Material shown:
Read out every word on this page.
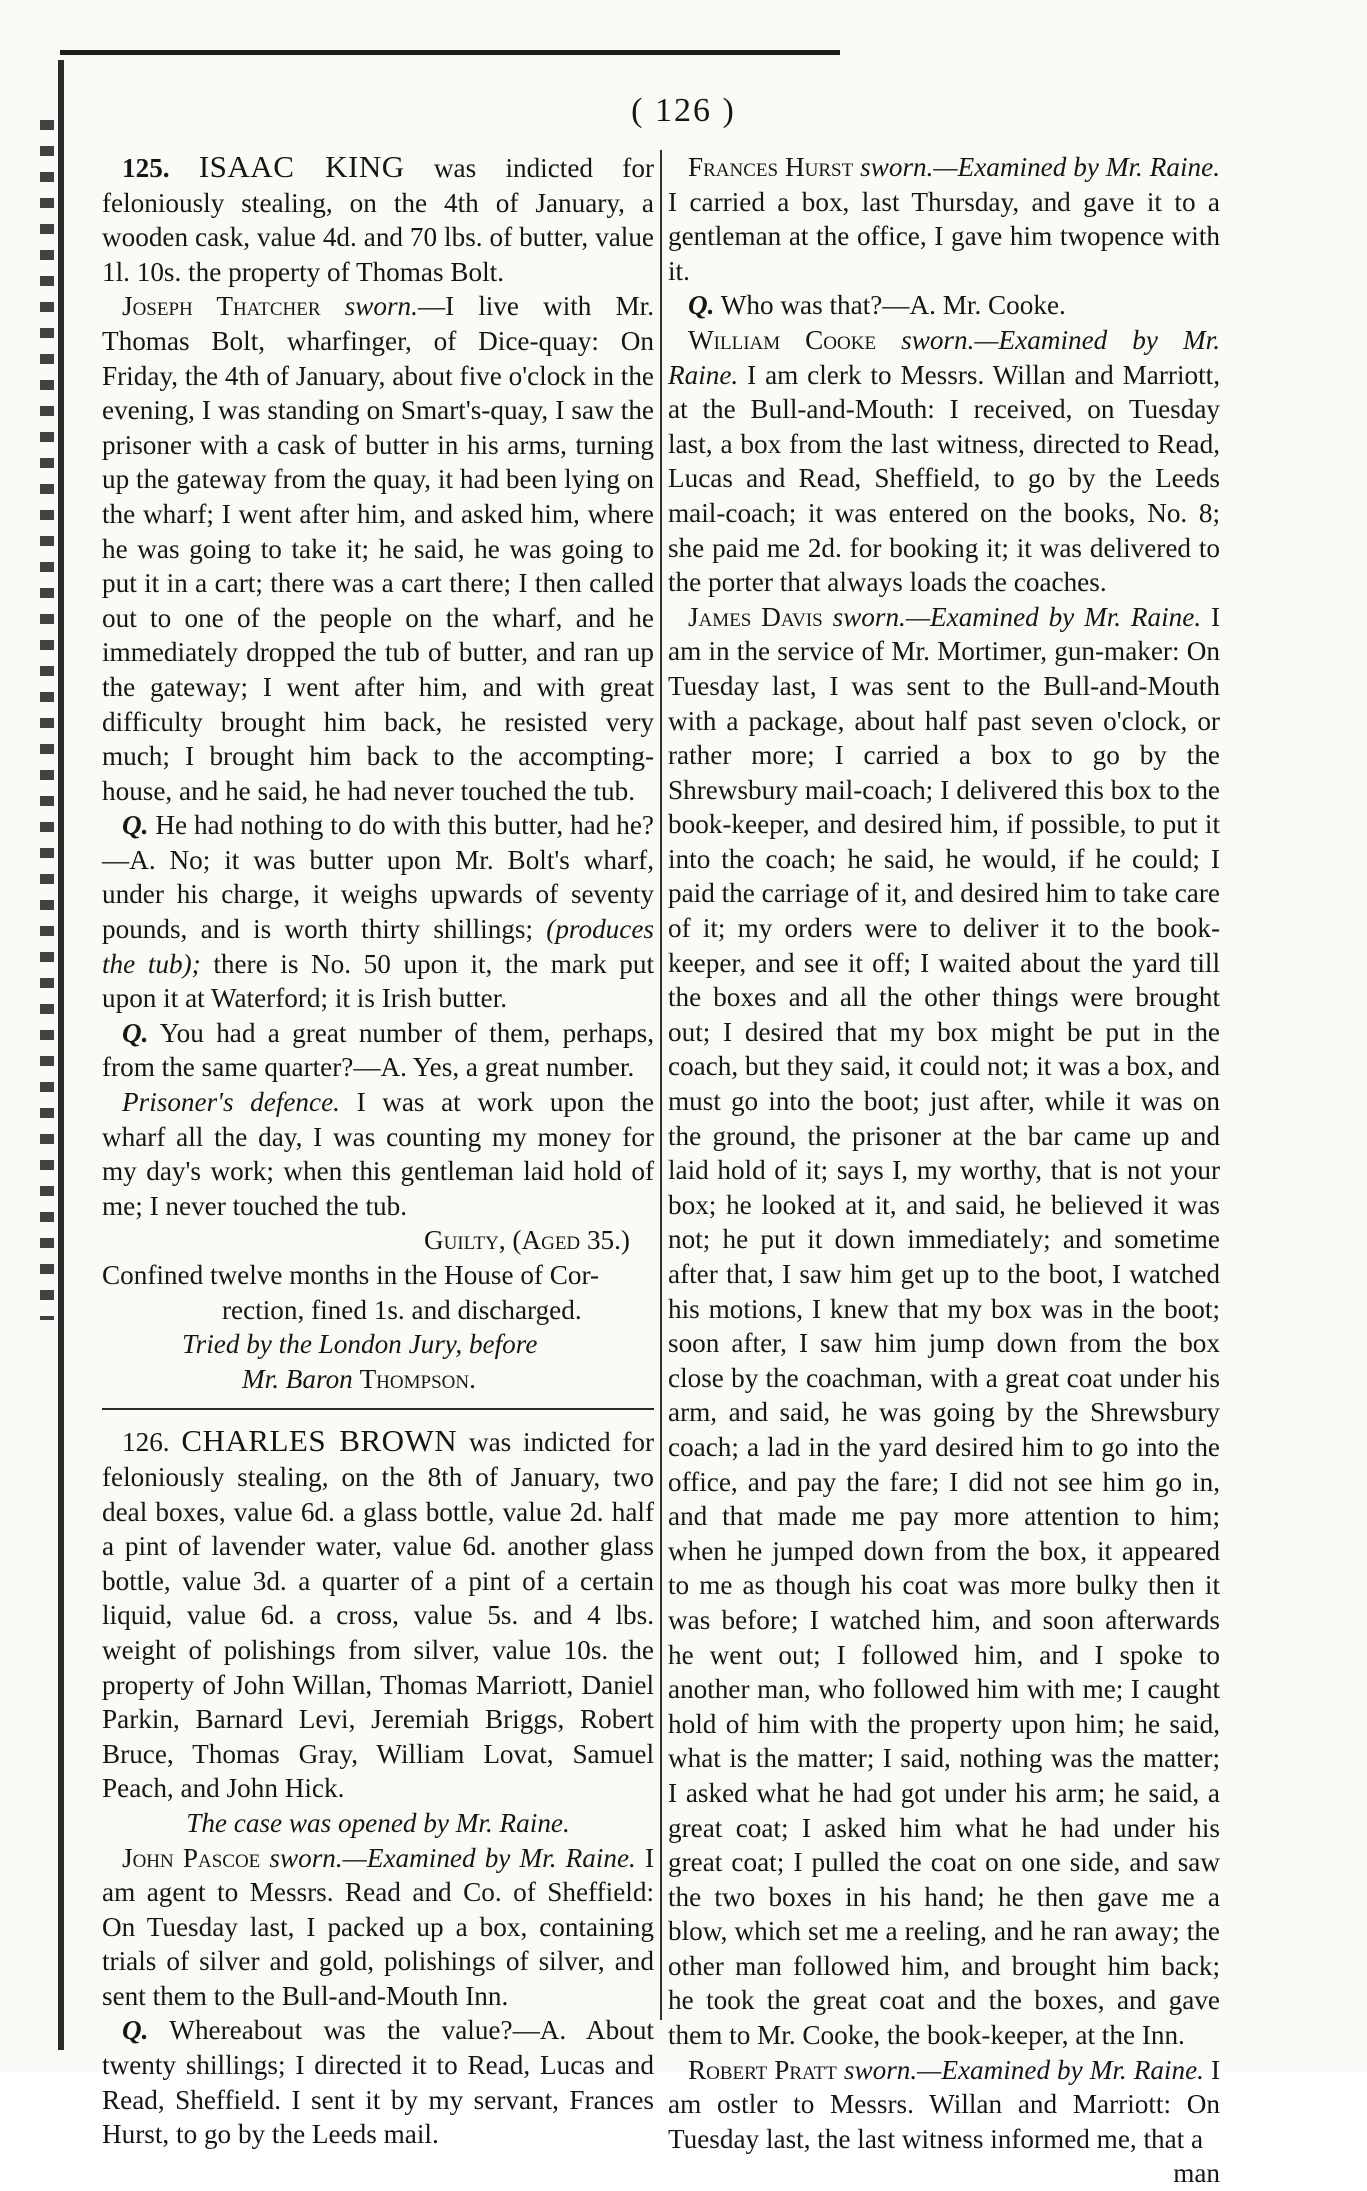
( 126 )

125. ISAAC KING was indicted for feloniously stealing, on the 4th of January, a wooden cask, value 4d. and 70 lbs. of butter, value 1l. 10s. the property of Thomas Bolt.

Joseph Thatcher sworn.—I live with Mr. Thomas Bolt, wharfinger, of Dice-quay: On Friday, the 4th of January, about five o'clock in the evening, I was standing on Smart's-quay, I saw the prisoner with a cask of butter in his arms, turning up the gateway from the quay, it had been lying on the wharf; I went after him, and asked him, where he was going to take it; he said, he was going to put it in a cart; there was a cart there; I then called out to one of the people on the wharf, and he immediately dropped the tub of butter, and ran up the gateway; I went after him, and with great difficulty brought him back, he resisted very much; I brought him back to the accompting-house, and he said, he had never touched the tub.

Q. He had nothing to do with this butter, had he?—A. No; it was butter upon Mr. Bolt's wharf, under his charge, it weighs upwards of seventy pounds, and is worth thirty shillings; (produces the tub); there is No. 50 upon it, the mark put upon it at Waterford; it is Irish butter.

Q. You had a great number of them, perhaps, from the same quarter?—A. Yes, a great number.

Prisoner's defence. I was at work upon the wharf all the day, I was counting my money for my day's work; when this gentleman laid hold of me; I never touched the tub.

Guilty, (Aged 35.)

Confined twelve months in the House of Cor-

rection, fined 1s. and discharged.

Tried by the London Jury, before

Mr. Baron Thompson.

126. CHARLES BROWN was indicted for feloniously stealing, on the 8th of January, two deal boxes, value 6d. a glass bottle, value 2d. half a pint of lavender water, value 6d. another glass bottle, value 3d. a quarter of a pint of a certain liquid, value 6d. a cross, value 5s. and 4 lbs. weight of polishings from silver, value 10s. the property of John Willan, Thomas Marriott, Daniel Parkin, Barnard Levi, Jeremiah Briggs, Robert Bruce, Thomas Gray, William Lovat, Samuel Peach, and John Hick.

The case was opened by Mr. Raine.

John Pascoe sworn.—Examined by Mr. Raine. I am agent to Messrs. Read and Co. of Sheffield: On Tuesday last, I packed up a box, containing trials of silver and gold, polishings of silver, and sent them to the Bull-and-Mouth Inn.

Q. Whereabout was the value?—A. About twenty shillings; I directed it to Read, Lucas and Read, Sheffield. I sent it by my servant, Frances Hurst, to go by the Leeds mail.

Frances Hurst sworn.—Examined by Mr. Raine. I carried a box, last Thursday, and gave it to a gentleman at the office, I gave him twopence with it.

Q. Who was that?—A. Mr. Cooke.

William Cooke sworn.—Examined by Mr. Raine. I am clerk to Messrs. Willan and Marriott, at the Bull-and-Mouth: I received, on Tuesday last, a box from the last witness, directed to Read, Lucas and Read, Sheffield, to go by the Leeds mail-coach; it was entered on the books, No. 8; she paid me 2d. for booking it; it was delivered to the porter that always loads the coaches.

James Davis sworn.—Examined by Mr. Raine. I am in the service of Mr. Mortimer, gun-maker: On Tuesday last, I was sent to the Bull-and-Mouth with a package, about half past seven o'clock, or rather more; I carried a box to go by the Shrewsbury mail-coach; I delivered this box to the book-keeper, and desired him, if possible, to put it into the coach; he said, he would, if he could; I paid the carriage of it, and desired him to take care of it; my orders were to deliver it to the book-keeper, and see it off; I waited about the yard till the boxes and all the other things were brought out; I desired that my box might be put in the coach, but they said, it could not; it was a box, and must go into the boot; just after, while it was on the ground, the prisoner at the bar came up and laid hold of it; says I, my worthy, that is not your box; he looked at it, and said, he believed it was not; he put it down immediately; and sometime after that, I saw him get up to the boot, I watched his motions, I knew that my box was in the boot; soon after, I saw him jump down from the box close by the coachman, with a great coat under his arm, and said, he was going by the Shrewsbury coach; a lad in the yard desired him to go into the office, and pay the fare; I did not see him go in, and that made me pay more attention to him; when he jumped down from the box, it appeared to me as though his coat was more bulky then it was before; I watched him, and soon afterwards he went out; I followed him, and I spoke to another man, who followed him with me; I caught hold of him with the property upon him; he said, what is the matter; I said, nothing was the matter; I asked what he had got under his arm; he said, a great coat; I asked him what he had under his great coat; I pulled the coat on one side, and saw the two boxes in his hand; he then gave me a blow, which set me a reeling, and he ran away; the other man followed him, and brought him back; he took the great coat and the boxes, and gave them to Mr. Cooke, the book-keeper, at the Inn.

Robert Pratt sworn.—Examined by Mr. Raine. I am ostler to Messrs. Willan and Marriott: On Tuesday last, the last witness informed me, that a

man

Written exercise:
Quote the preceding records in their entirety, excluding every picture.

Task response:
Read out every word on this page.
( 126 )

125. ISAAC KING was indicted for feloniously stealing, on the 4th of January, a wooden cask, value 4d. and 70 lbs. of butter, value 1l. 10s. the property of Thomas Bolt.

Joseph Thatcher sworn.—I live with Mr. Thomas Bolt, wharfinger, of Dice-quay: On Friday, the 4th of January, about five o'clock in the evening, I was standing on Smart's-quay, I saw the prisoner with a cask of butter in his arms, turning up the gateway from the quay, it had been lying on the wharf; I went after him, and asked him, where he was going to take it; he said, he was going to put it in a cart; there was a cart there; I then called out to one of the people on the wharf, and he immediately dropped the tub of butter, and ran up the gateway; I went after him, and with great difficulty brought him back, he resisted very much; I brought him back to the accompting-house, and he said, he had never touched the tub.

Q. He had nothing to do with this butter, had he?—A. No; it was butter upon Mr. Bolt's wharf, under his charge, it weighs upwards of seventy pounds, and is worth thirty shillings; (produces the tub); there is No. 50 upon it, the mark put upon it at Waterford; it is Irish butter.

Q. You had a great number of them, perhaps, from the same quarter?—A. Yes, a great number.

Prisoner's defence. I was at work upon the wharf all the day, I was counting my money for my day's work; when this gentleman laid hold of me; I never touched the tub.

Guilty, (Aged 35.)

Confined twelve months in the House of Cor-

rection, fined 1s. and discharged.

Tried by the London Jury, before

Mr. Baron Thompson.

126. CHARLES BROWN was indicted for feloniously stealing, on the 8th of January, two deal boxes, value 6d. a glass bottle, value 2d. half a pint of lavender water, value 6d. another glass bottle, value 3d. a quarter of a pint of a certain liquid, value 6d. a cross, value 5s. and 4 lbs. weight of polishings from silver, value 10s. the property of John Willan, Thomas Marriott, Daniel Parkin, Barnard Levi, Jeremiah Briggs, Robert Bruce, Thomas Gray, William Lovat, Samuel Peach, and John Hick.

The case was opened by Mr. Raine.

John Pascoe sworn.—Examined by Mr. Raine. I am agent to Messrs. Read and Co. of Sheffield: On Tuesday last, I packed up a box, containing trials of silver and gold, polishings of silver, and sent them to the Bull-and-Mouth Inn.

Q. Whereabout was the value?—A. About twenty shillings; I directed it to Read, Lucas and Read, Sheffield. I sent it by my servant, Frances Hurst, to go by the Leeds mail.

Frances Hurst sworn.—Examined by Mr. Raine. I carried a box, last Thursday, and gave it to a gentleman at the office, I gave him twopence with it.

Q. Who was that?—A. Mr. Cooke.

William Cooke sworn.—Examined by Mr. Raine. I am clerk to Messrs. Willan and Marriott, at the Bull-and-Mouth: I received, on Tuesday last, a box from the last witness, directed to Read, Lucas and Read, Sheffield, to go by the Leeds mail-coach; it was entered on the books, No. 8; she paid me 2d. for booking it; it was delivered to the porter that always loads the coaches.

James Davis sworn.—Examined by Mr. Raine. I am in the service of Mr. Mortimer, gun-maker: On Tuesday last, I was sent to the Bull-and-Mouth with a package, about half past seven o'clock, or rather more; I carried a box to go by the Shrewsbury mail-coach; I delivered this box to the book-keeper, and desired him, if possible, to put it into the coach; he said, he would, if he could; I paid the carriage of it, and desired him to take care of it; my orders were to deliver it to the book-keeper, and see it off; I waited about the yard till the boxes and all the other things were brought out; I desired that my box might be put in the coach, but they said, it could not; it was a box, and must go into the boot; just after, while it was on the ground, the prisoner at the bar came up and laid hold of it; says I, my worthy, that is not your box; he looked at it, and said, he believed it was not; he put it down immediately; and sometime after that, I saw him get up to the boot, I watched his motions, I knew that my box was in the boot; soon after, I saw him jump down from the box close by the coachman, with a great coat under his arm, and said, he was going by the Shrewsbury coach; a lad in the yard desired him to go into the office, and pay the fare; I did not see him go in, and that made me pay more attention to him; when he jumped down from the box, it appeared to me as though his coat was more bulky then it was before; I watched him, and soon afterwards he went out; I followed him, and I spoke to another man, who followed him with me; I caught hold of him with the property upon him; he said, what is the matter; I said, nothing was the matter; I asked what he had got under his arm; he said, a great coat; I asked him what he had under his great coat; I pulled the coat on one side, and saw the two boxes in his hand; he then gave me a blow, which set me a reeling, and he ran away; the other man followed him, and brought him back; he took the great coat and the boxes, and gave them to Mr. Cooke, the book-keeper, at the Inn.

Robert Pratt sworn.—Examined by Mr. Raine. I am ostler to Messrs. Willan and Marriott: On Tuesday last, the last witness informed me, that a

man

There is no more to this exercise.